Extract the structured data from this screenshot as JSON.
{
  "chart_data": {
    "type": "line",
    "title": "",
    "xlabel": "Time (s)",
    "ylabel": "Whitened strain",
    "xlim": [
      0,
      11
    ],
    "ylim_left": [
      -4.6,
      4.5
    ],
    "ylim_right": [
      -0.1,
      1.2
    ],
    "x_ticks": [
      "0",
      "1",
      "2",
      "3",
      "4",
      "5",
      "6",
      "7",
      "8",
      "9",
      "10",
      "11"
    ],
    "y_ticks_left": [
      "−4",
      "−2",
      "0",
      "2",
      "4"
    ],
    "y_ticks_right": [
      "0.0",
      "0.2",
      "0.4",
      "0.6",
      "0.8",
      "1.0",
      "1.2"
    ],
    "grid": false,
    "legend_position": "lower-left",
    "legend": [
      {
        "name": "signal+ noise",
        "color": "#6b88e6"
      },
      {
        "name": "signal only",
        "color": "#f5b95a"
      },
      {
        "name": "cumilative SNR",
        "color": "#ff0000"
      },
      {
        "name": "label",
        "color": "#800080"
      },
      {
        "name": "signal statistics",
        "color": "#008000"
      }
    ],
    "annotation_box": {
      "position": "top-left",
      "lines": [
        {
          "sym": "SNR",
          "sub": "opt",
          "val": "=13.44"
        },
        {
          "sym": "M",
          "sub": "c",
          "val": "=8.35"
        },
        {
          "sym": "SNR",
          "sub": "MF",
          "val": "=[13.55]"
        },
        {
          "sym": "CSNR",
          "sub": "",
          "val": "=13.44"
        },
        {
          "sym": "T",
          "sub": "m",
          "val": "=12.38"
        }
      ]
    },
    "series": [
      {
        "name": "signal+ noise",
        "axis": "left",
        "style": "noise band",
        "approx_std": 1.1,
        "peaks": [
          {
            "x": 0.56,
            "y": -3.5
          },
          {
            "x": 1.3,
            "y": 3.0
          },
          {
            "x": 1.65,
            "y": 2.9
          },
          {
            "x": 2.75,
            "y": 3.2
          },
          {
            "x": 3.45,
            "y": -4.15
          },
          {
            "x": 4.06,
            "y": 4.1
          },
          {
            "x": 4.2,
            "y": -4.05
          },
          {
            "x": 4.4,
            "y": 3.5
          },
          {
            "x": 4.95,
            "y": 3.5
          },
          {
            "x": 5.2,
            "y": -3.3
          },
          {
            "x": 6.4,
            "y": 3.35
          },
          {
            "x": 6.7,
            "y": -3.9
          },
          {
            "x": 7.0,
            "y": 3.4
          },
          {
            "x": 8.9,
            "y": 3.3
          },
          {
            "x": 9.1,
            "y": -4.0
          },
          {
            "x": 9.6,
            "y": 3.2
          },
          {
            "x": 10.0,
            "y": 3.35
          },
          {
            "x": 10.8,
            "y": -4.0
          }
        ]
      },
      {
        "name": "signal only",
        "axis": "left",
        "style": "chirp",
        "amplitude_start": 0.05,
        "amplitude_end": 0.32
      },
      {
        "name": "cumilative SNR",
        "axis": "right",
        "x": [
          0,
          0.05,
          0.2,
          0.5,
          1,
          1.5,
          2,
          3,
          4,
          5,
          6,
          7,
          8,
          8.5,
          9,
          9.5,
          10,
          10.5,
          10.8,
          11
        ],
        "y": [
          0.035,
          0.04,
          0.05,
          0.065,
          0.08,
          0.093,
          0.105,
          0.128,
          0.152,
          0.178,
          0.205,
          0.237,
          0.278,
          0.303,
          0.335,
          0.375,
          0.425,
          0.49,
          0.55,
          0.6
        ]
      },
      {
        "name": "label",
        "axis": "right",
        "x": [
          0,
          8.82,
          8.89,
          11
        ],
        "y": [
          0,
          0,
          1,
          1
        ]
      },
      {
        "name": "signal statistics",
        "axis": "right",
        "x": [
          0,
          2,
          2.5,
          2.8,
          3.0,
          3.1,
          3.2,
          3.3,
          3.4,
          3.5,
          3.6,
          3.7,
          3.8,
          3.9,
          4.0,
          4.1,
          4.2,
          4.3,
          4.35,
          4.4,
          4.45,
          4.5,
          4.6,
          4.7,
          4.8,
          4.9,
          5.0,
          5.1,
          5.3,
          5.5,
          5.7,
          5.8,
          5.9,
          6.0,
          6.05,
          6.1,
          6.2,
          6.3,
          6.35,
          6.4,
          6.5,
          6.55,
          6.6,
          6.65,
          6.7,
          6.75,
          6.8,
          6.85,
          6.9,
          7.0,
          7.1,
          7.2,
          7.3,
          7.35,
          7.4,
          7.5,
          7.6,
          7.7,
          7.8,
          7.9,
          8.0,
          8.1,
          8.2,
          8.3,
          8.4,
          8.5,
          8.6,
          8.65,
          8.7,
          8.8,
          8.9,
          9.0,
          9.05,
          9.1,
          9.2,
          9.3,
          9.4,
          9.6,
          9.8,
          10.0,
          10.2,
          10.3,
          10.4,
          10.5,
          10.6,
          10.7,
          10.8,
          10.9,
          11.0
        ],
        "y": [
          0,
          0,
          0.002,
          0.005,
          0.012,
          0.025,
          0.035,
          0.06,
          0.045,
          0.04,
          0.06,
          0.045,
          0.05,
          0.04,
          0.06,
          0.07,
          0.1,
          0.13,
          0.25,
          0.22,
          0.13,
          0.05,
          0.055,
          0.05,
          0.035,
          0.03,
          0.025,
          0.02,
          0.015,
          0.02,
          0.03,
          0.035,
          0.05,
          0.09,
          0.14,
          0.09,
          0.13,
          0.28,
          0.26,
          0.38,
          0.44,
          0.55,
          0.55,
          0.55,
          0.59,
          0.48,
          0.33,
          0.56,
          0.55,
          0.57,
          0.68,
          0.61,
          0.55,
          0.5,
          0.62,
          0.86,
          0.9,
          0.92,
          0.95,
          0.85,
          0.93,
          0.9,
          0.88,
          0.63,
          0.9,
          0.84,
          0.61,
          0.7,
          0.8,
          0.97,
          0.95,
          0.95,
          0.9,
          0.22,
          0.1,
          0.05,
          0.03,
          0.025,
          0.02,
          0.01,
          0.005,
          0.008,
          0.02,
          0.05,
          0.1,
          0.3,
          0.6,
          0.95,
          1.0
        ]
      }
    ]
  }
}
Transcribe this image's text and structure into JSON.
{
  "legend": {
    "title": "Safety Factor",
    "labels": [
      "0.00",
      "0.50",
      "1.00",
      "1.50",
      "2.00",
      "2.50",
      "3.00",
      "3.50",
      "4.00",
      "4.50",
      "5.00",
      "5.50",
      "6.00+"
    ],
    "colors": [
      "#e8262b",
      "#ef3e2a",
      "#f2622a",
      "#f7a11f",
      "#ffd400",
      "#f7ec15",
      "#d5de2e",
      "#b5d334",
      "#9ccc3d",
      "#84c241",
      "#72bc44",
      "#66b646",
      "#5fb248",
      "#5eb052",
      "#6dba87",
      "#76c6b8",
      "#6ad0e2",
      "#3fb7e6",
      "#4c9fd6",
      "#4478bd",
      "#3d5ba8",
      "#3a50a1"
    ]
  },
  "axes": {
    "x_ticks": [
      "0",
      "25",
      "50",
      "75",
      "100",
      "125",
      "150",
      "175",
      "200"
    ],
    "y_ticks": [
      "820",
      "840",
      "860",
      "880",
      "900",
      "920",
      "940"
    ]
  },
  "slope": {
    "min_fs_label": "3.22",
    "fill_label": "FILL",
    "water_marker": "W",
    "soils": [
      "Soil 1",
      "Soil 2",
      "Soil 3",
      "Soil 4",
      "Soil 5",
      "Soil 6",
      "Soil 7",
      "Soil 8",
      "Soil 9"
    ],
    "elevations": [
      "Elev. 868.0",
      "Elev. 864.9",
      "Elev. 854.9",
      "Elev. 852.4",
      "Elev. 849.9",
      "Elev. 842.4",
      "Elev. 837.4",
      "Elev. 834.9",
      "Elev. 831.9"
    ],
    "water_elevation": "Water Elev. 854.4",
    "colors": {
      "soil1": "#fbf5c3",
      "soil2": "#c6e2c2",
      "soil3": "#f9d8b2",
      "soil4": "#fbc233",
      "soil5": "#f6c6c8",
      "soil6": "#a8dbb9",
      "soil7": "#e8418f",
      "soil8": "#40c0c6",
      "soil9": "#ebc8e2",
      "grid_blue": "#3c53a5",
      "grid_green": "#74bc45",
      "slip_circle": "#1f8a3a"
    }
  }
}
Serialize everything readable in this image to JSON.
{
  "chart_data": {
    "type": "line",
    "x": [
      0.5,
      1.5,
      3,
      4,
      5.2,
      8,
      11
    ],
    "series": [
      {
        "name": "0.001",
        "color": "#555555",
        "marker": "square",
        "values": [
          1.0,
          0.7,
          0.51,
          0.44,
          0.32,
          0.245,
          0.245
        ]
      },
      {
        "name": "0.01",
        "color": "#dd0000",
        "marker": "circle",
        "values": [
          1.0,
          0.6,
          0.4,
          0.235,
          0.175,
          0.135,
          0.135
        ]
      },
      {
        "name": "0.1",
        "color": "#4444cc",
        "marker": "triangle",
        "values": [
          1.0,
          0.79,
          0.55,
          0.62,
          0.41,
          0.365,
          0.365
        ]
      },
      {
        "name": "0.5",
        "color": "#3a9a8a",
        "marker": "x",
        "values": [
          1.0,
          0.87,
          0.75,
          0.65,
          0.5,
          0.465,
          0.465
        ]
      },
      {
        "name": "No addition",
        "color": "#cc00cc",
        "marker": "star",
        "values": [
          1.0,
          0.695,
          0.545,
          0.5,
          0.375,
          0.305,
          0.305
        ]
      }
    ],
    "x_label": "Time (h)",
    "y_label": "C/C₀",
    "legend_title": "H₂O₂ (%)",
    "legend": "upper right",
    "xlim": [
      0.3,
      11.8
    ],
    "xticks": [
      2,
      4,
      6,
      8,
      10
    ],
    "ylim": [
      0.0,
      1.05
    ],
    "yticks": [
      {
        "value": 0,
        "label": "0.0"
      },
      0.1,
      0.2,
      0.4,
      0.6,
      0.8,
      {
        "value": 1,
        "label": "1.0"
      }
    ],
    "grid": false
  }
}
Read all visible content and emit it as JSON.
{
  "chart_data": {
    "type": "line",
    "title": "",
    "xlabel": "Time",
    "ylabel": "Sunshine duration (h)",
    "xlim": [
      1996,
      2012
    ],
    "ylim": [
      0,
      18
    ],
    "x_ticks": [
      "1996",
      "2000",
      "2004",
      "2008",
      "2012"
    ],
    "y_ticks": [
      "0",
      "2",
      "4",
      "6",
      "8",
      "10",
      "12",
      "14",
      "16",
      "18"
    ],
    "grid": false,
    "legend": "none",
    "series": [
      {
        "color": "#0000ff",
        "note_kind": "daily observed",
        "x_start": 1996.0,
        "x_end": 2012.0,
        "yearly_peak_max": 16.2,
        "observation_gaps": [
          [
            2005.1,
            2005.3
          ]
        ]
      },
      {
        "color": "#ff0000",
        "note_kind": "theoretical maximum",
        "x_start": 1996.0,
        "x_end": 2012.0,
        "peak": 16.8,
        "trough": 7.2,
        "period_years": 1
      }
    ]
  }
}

__Stated exercise__:
Filter the data for the string "JSON" and copy every line that has it.

__Problem solution__:
Extract the structured data from this screenshot as JSON.
Transcribe this image's text and structure into JSON.
Serialize everything readable in this image to JSON.
Read all visible content and emit it as JSON.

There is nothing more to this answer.